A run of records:
--- --- ---
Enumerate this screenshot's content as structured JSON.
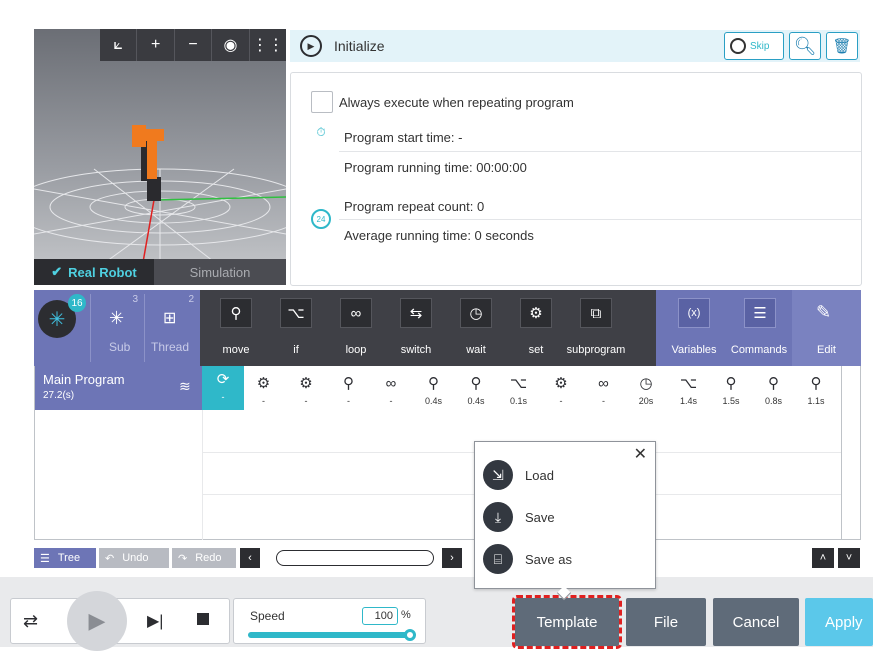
{
  "viewer": {
    "tools": [
      "⟀",
      "+",
      "−",
      "◉",
      "⋮⋮"
    ],
    "tab_real": "Real Robot",
    "tab_sim": "Simulation"
  },
  "header": {
    "title": "Initialize",
    "skip": "Skip"
  },
  "init": {
    "always_execute": "Always execute when repeating program",
    "start_time": "Program start time: -",
    "running_time": "Program running time:  00:00:00",
    "repeat_count": "Program repeat count: 0",
    "avg_time": "Average running time: 0 seconds",
    "repeat_badge": "24"
  },
  "palette": {
    "main_badge": "16",
    "sub_badge": "3",
    "thread_badge": "2",
    "sub": "Sub",
    "thread": "Thread",
    "items": [
      "move",
      "if",
      "loop",
      "switch",
      "wait",
      "set",
      "subprogram"
    ],
    "variables": "Variables",
    "commands": "Commands",
    "edit": "Edit"
  },
  "program": {
    "name": "Main Program",
    "duration": "27.2(s)",
    "commands": [
      {
        "icon": "init-icon",
        "time": "-"
      },
      {
        "icon": "set-icon",
        "time": "-"
      },
      {
        "icon": "set-icon",
        "time": "-"
      },
      {
        "icon": "movej-icon",
        "time": "-"
      },
      {
        "icon": "loop-icon",
        "time": "-"
      },
      {
        "icon": "movel-icon",
        "time": "0.4s"
      },
      {
        "icon": "movel-icon",
        "time": "0.4s"
      },
      {
        "icon": "if-icon",
        "time": "0.1s"
      },
      {
        "icon": "set-icon",
        "time": "-"
      },
      {
        "icon": "loop-icon",
        "time": "-"
      },
      {
        "icon": "wait-icon",
        "time": "20s"
      },
      {
        "icon": "if-icon",
        "time": "1.4s"
      },
      {
        "icon": "movel-icon",
        "time": "1.5s"
      },
      {
        "icon": "movej-icon",
        "time": "0.8s"
      },
      {
        "icon": "movel-icon",
        "time": "1.1s"
      }
    ]
  },
  "toolbar": {
    "tree": "Tree",
    "undo": "Undo",
    "redo": "Redo"
  },
  "popup": {
    "load": "Load",
    "save": "Save",
    "save_as": "Save as"
  },
  "footer": {
    "speed_label": "Speed",
    "speed_value": "100",
    "speed_unit": "%",
    "speed_level": 1.0,
    "template": "Template",
    "file": "File",
    "cancel": "Cancel",
    "apply": "Apply"
  },
  "colors": {
    "accent": "#2fb8c9",
    "program": "#6d75b6",
    "button_dark": "#5f6b79",
    "apply": "#5bc8ea",
    "highlight": "#e02020"
  }
}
--- --- ---
** WHAT THE TASK ASKS **
All the material shown above is to be copied exactly, with no pictures carried over.

** SOLUTION TO THIS EXERCISE **
Enumerate this screenshot's content as structured JSON.
{
  "viewer": {
    "tools": [
      "⟀",
      "+",
      "−",
      "◉",
      "⋮⋮"
    ],
    "tab_real": "Real Robot",
    "tab_sim": "Simulation"
  },
  "header": {
    "title": "Initialize",
    "skip": "Skip"
  },
  "init": {
    "always_execute": "Always execute when repeating program",
    "start_time": "Program start time: -",
    "running_time": "Program running time:  00:00:00",
    "repeat_count": "Program repeat count: 0",
    "avg_time": "Average running time: 0 seconds",
    "repeat_badge": "24"
  },
  "palette": {
    "main_badge": "16",
    "sub_badge": "3",
    "thread_badge": "2",
    "sub": "Sub",
    "thread": "Thread",
    "items": [
      "move",
      "if",
      "loop",
      "switch",
      "wait",
      "set",
      "subprogram"
    ],
    "variables": "Variables",
    "commands": "Commands",
    "edit": "Edit"
  },
  "program": {
    "name": "Main Program",
    "duration": "27.2(s)",
    "commands": [
      {
        "icon": "init-icon",
        "time": "-"
      },
      {
        "icon": "set-icon",
        "time": "-"
      },
      {
        "icon": "set-icon",
        "time": "-"
      },
      {
        "icon": "movej-icon",
        "time": "-"
      },
      {
        "icon": "loop-icon",
        "time": "-"
      },
      {
        "icon": "movel-icon",
        "time": "0.4s"
      },
      {
        "icon": "movel-icon",
        "time": "0.4s"
      },
      {
        "icon": "if-icon",
        "time": "0.1s"
      },
      {
        "icon": "set-icon",
        "time": "-"
      },
      {
        "icon": "loop-icon",
        "time": "-"
      },
      {
        "icon": "wait-icon",
        "time": "20s"
      },
      {
        "icon": "if-icon",
        "time": "1.4s"
      },
      {
        "icon": "movel-icon",
        "time": "1.5s"
      },
      {
        "icon": "movej-icon",
        "time": "0.8s"
      },
      {
        "icon": "movel-icon",
        "time": "1.1s"
      }
    ]
  },
  "toolbar": {
    "tree": "Tree",
    "undo": "Undo",
    "redo": "Redo"
  },
  "popup": {
    "load": "Load",
    "save": "Save",
    "save_as": "Save as"
  },
  "footer": {
    "speed_label": "Speed",
    "speed_value": "100",
    "speed_unit": "%",
    "speed_level": 1.0,
    "template": "Template",
    "file": "File",
    "cancel": "Cancel",
    "apply": "Apply"
  },
  "colors": {
    "accent": "#2fb8c9",
    "program": "#6d75b6",
    "button_dark": "#5f6b79",
    "apply": "#5bc8ea",
    "highlight": "#e02020"
  }
}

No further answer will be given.